▶ **Set exercise**: Starting at the line with "What text is on this page?", transcribe each line through the final one, both included, and add nothing.

----------------

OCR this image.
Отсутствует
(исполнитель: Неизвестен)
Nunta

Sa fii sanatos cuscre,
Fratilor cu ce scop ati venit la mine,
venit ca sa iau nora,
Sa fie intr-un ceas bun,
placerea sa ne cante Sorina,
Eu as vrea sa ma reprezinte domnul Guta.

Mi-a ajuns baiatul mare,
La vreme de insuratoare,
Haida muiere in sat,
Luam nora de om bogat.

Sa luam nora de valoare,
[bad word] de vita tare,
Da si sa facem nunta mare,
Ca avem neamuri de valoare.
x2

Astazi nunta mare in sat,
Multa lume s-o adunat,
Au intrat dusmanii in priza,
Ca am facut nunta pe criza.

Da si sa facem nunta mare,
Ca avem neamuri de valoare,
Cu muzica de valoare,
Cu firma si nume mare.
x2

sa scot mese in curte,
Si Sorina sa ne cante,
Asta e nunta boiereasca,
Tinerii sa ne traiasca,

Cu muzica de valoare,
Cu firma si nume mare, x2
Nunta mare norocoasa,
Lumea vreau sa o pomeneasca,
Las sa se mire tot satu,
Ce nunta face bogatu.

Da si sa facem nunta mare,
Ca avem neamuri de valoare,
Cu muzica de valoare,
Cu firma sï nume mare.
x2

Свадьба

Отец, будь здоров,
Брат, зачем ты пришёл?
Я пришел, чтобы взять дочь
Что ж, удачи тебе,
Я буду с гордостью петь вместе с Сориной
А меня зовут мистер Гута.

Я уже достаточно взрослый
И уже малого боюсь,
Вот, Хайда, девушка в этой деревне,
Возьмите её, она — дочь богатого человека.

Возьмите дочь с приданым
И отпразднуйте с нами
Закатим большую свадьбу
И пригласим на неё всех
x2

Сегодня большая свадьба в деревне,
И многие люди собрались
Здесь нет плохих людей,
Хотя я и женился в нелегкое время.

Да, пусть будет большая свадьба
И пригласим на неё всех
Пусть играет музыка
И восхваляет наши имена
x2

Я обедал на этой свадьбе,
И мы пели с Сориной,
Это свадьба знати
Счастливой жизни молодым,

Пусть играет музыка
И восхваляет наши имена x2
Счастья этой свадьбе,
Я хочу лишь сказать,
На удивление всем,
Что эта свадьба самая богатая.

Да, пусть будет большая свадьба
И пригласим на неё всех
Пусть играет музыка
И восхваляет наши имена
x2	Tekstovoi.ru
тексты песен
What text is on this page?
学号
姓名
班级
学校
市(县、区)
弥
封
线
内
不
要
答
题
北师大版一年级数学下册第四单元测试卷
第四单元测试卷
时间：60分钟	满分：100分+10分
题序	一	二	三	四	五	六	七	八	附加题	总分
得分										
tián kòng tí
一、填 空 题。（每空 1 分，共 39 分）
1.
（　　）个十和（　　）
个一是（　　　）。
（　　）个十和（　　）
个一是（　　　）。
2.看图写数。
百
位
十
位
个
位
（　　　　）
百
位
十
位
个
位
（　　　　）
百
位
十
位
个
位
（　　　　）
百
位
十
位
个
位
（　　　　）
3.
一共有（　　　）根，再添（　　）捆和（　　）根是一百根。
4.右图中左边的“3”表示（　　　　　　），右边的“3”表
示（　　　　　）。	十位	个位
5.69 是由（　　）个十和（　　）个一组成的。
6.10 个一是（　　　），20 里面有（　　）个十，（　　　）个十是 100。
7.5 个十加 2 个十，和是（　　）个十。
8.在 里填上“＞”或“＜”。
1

----------------

▶ **Exercise solution**:
What text is on this page?
学号
姓名
班级
学校
市(县、区)
弥
封
线
内
不
要
答
题
北师大版一年级数学下册第四单元测试卷
第四单元测试卷
时间：60分钟	满分：100分+10分
题序	一	二	三	四	五	六	七	八	附加题	总分
得分										
tián kòng tí
一、填 空 题。（每空 1 分，共 39 分）
1.
（　　）个十和（　　）
个一是（　　　）。
（　　）个十和（　　）
个一是（　　　）。
2.看图写数。
百
位
十
位
个
位
（　　　　）
百
位
十
位
个
位
（　　　　）
百
位
十
位
个
位
（　　　　）
百
位
十
位
个
位
（　　　　）
3.
一共有（　　　）根，再添（　　）捆和（　　）根是一百根。
4.右图中左边的“3”表示（　　　　　　），右边的“3”表
示（　　　　　）。	十位	个位
5.69 是由（　　）个十和（　　）个一组成的。
6.10 个一是（　　　），20 里面有（　　）个十，（　　　）个十是 100。
7.5 个十加 2 个十，和是（　　）个十。
8.在 里填上“＞”或“＜”。
1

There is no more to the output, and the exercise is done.